EXERCISE SET:
1. In the text on interface technology tailored to work skills, what display is considered sufficient for expert and intermediate pair shogi players?
2. Return the part of the work-skills text that opens with the words containing "This technology would" and closes with "affect work skills.".

We hope that these studies will serve to stimulate discussion on mind-to-mind communications technology.

2. Interface technology for presenting information tailored to work skills

Given a scenario of collaborative work in which a variety of people come together to accomplish the same task while engaging in communication, it is extremely important that information be conveyed in a manner tailored to the other person. We have been aiming for some time to make collaborative work even smoother by achieving information communication tailored to the other person through the use of human digital twins. In terms of technologies and services in support of collaborative work, there have been many proposals on how best to communicate work instructions or supplementary information from one user to another. Most of these technologies and services provide such support in a uniform manner to each user (for example, displaying helpful marks at specific locations within an online collaborative work space).

However, the support needed during work differs according to the user’s skill level, and the cognitive load may also differ in accordance with the information being given (or not being given). For example, we can consider a game of pair shogi (Japanese chess played in pairs) in which one pair exchanges opinions on their next move. For expert and intermediate players, a simple information display, such as displaying marks at important locations on the shogi board, is considered sufficient. However, for beginners, there may be a need for a more detailed explanation such as showing how pieces are moved using a drawing or illustration and explaining the merits of each move. When targeting users of various levels, there is a need for technology that would enable a system to understand those differences and provide appropriate support tailored to each type of user.

This technology would estimate a user’s skill level from biometric information obtained from the user while working and from information related to past work experience and reproduce those aspects in a human digital twin corresponding to that user. That human digital twin could then be used to infer the information needed by the user and switch the information display accordingly without obstructing work (Fig. 1). This technology will enable collaborative work support promoting smooth communication even among users having different sensitivities, such as intuition and ability of understanding, that affect work skills.


Fig. 1. Overview of interface system for displaying information tailored to skill level.

Referring to a previous study [1] stating that eye movement (gaze) during work differs according to skill level with respect to that work, we have undertaken the use of sensing data centered around eye tracking*. Our aim is to conduct machine learning that combines the amount of eye movement, movement patterns, user work experience, difficulty of work, etc. to estimate the user’s skill level. We are pursuing the design of an information-presentation method tailored to the user through wide-ranging studies on information displays including the modal to be used (graphics, voice, etc.), granularity of information, and placement of information in space.

As an example of an activity related to skill level, we introduced interface technology for estimating skill level using gaze data and for displaying information on the basis of that estimation. Going forward, we will deepen our studies on information-presentation methods that incorporate user-interface/user-experience knowledge [2] accumulated at NTT Digital Twin Computing Research Center while expanding our work toward the development of a more human-centric system.

* Eye tracking: A biometric technique that analyzes the motion of a person’s eye to clarify visual attention and other characteristics.

MATERIAL PROVIDED:
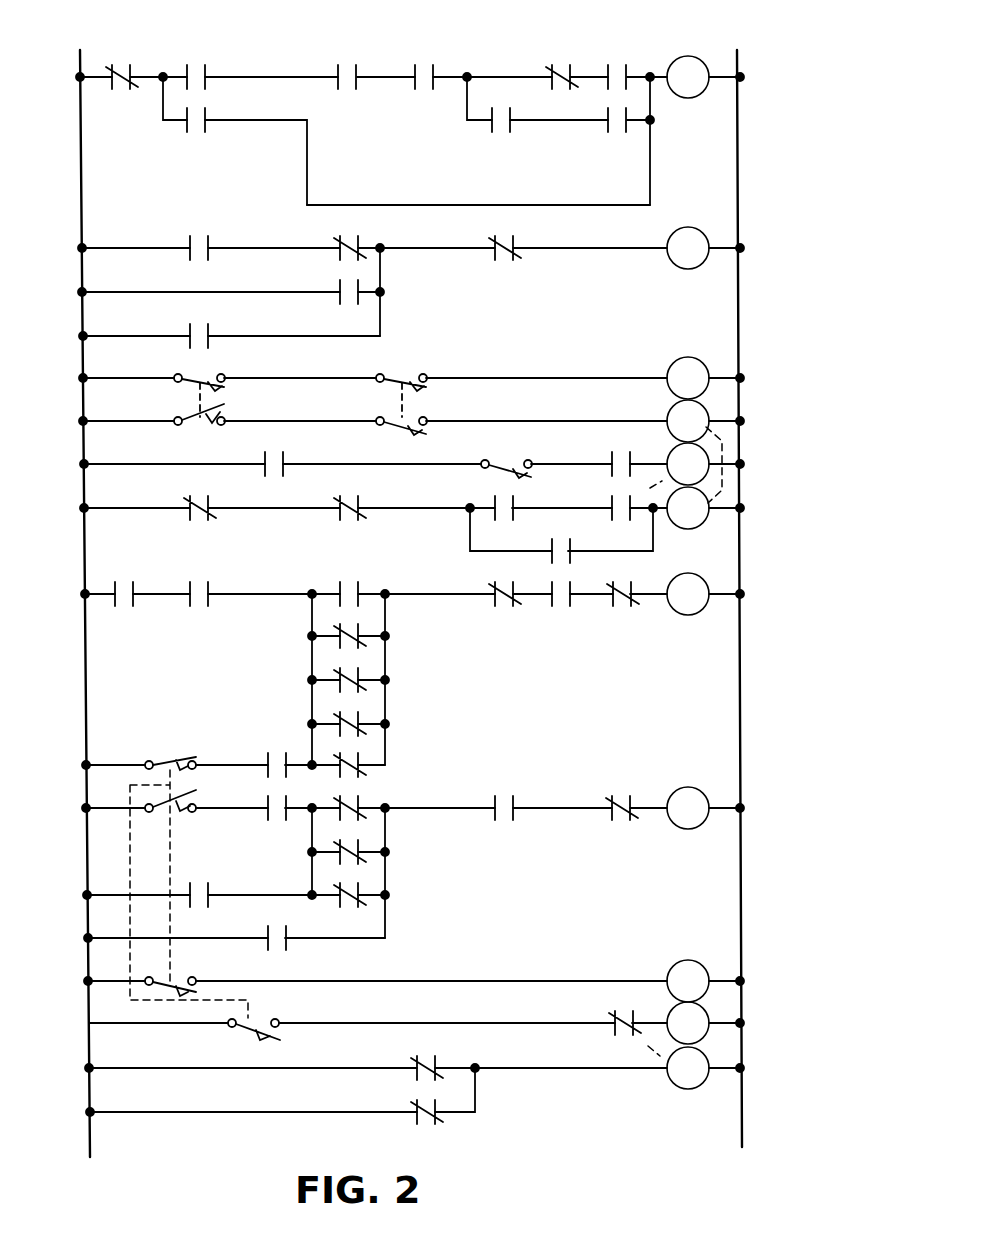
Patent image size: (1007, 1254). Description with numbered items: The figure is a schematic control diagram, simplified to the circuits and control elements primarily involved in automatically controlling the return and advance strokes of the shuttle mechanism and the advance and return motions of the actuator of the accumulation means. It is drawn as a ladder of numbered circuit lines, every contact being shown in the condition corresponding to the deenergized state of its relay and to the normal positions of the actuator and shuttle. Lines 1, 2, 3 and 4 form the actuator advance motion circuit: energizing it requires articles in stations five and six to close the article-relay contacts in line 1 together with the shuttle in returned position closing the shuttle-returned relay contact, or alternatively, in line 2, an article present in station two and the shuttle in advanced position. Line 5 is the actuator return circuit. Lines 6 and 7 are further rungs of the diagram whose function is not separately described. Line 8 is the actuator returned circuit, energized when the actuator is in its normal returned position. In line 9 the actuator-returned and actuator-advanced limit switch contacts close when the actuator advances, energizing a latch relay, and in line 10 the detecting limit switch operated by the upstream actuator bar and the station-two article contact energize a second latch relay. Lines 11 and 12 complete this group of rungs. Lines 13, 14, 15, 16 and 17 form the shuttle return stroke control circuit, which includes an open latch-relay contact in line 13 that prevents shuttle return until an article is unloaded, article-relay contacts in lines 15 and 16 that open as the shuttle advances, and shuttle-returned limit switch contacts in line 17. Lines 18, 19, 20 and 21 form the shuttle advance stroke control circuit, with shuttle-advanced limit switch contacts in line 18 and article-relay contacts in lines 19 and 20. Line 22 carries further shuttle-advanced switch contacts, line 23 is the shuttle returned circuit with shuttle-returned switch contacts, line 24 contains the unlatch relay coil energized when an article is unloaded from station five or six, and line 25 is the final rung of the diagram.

ANSWER SET:
1. A simple information display, such as marks at important locations on the shogi board.

2.
This technology would estimate a user’s skill level from biometric information obtained from the user while working and from information related to past work experience and reproduce those aspects in a human digital twin corresponding to that user. That human digital twin could then be used to infer the information needed by the user and switch the information display accordingly without obstructing work (Fig. 1). This technology will enable collaborative work support promoting smooth communication even among users having different sensitivities, such as intuition and ability of understanding, that affect work skills.